>> start Document extract

US domestic, er, foreign spying bill progresses through Congress
Thought the Snowden leaks would make things better? Joke's on you
On the other side of the argument, numerous senators pointed out the ludicrousness of the situation.
Ted Lieu (D-CA) tweeted and repeated: "Our intelligence agencies have perverted the statute to go after US citizens without a warrant."
John Conyers (D-MI) pointed out that not once but twice the secretive FISA Court has found a key element of the Section 702 program unconstitutional. And while the NSA has promised to end "about" collection – where it scoops up the communications of anyone referred to in by a foreign intelligence target, including US citizens – there is nothing in the "Liberty Act" that prevents it, so the NSA would be able to simply change its mind at a later date.
An effort to end so-called "back door searches" where the intelligence services are able to search a full database of gathered communications, effectively bypassing all efforts to make sure that legal process is followed, was also shot down.
An amendment that would pull out the "exemptions" that give the FBI de facto full access to the Section 702 database without requiring a warrant was voted down.
An effort to give the Privacy and Civil Liberties Oversight Board (PCLOB) the actual powers that the intelligence services and Congress currently pretend it has: shot down.
In total, 13 amendments were put forward: four were passed, three withdrawn and six failed. The four that passed were little more than clean-ups.
All of which begs the question: what the hell is going on? Why are the people's representatives knowingly blocking efforts to stop their government from spying on their own citizens without going through normal legal processes?
A small indication was given by Zoe Lofgren (D-CA) who referred to a classified briefing that Judiciary Committee members had been given by the director of the NSA, Michael Rogers, on the 702 program.

>> end Document extract
>> start Given data

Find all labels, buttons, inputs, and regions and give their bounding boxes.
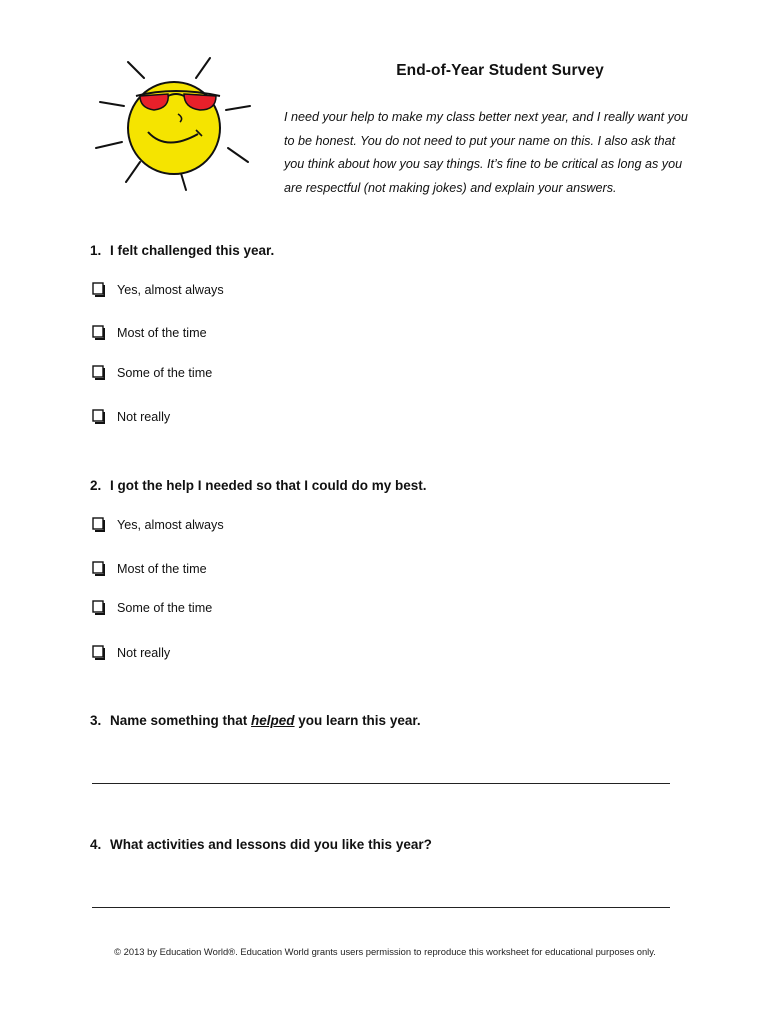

>> end Given data

■ **Challenge A**
List every lawmaker the article on the Section 702 spying bill names with a party-and-state label, and give each label as shown.
■ **Challenge B**
Carry the article on the Section 702 spying bill forward, starting right after its final sentence about the classified briefing.

■ **Answer A**
Ted Lieu (D-CA)
John Conyers (D-MI)
Zoe Lofgren (D-CA)

■ **Answer B**
"We were all in a classified briefing where Admiral Rogers described the scope," she noted. "I will not repeat what he said. I will just say this is a significant issue, a significant issue."
She also revealed that, according to the NSA – which runs the Section 702 program – it received a "grand total of one query for a crime unrelated to foreign intelligence" adding that therefore "the FBI considers every other query a foreign intelligence query."
So what is going on? The age-old game of intelligence services giving classified briefings in which they cherry-pick worrisome examples, use their own definitions of terms like "foreign intelligence" and "query", and then tell lawmakers that without these powers terrible, terrible things will happen.
It's a game that Lofgren is sick of playing. She noted that the last time Congress reviewed this spying program it was told it "had to agree to a bill that fell short of what the Constitution required because of some kind of deal" – a deal that she notes, never happened.
"It's time to stop that and it's time to put the Constitution first," she argued. "I don’t think this bill accomplishes what the Constitution requires." As such, she voted No to moving it forward to the full House. As did seven others.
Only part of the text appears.